§ INSTRUCTIONS TO FOLLOW: Return the listing below word for word.

§ EXERCISE MATERIAL:

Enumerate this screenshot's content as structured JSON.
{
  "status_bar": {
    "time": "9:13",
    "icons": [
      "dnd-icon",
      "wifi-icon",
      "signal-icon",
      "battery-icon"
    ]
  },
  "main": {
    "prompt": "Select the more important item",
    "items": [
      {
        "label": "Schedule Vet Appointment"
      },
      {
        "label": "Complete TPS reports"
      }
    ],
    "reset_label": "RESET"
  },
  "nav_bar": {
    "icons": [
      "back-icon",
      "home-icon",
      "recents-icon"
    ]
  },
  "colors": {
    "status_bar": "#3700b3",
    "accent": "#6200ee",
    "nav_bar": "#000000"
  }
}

§ ANSWER FOR THIS EXERCISE:
Enumerate this screenshot's content as structured JSON.
{
  "status_bar": {
    "time": "9:13",
    "icons": [
      "dnd-icon",
      "wifi-icon",
      "signal-icon",
      "battery-icon"
    ]
  },
  "main": {
    "prompt": "Select the more important item",
    "items": [
      {
        "label": "Schedule Vet Appointment"
      },
      {
        "label": "Complete TPS reports"
      }
    ],
    "reset_label": "RESET"
  },
  "nav_bar": {
    "icons": [
      "back-icon",
      "home-icon",
      "recents-icon"
    ]
  },
  "colors": {
    "status_bar": "#3700b3",
    "accent": "#6200ee",
    "nav_bar": "#000000"
  }
}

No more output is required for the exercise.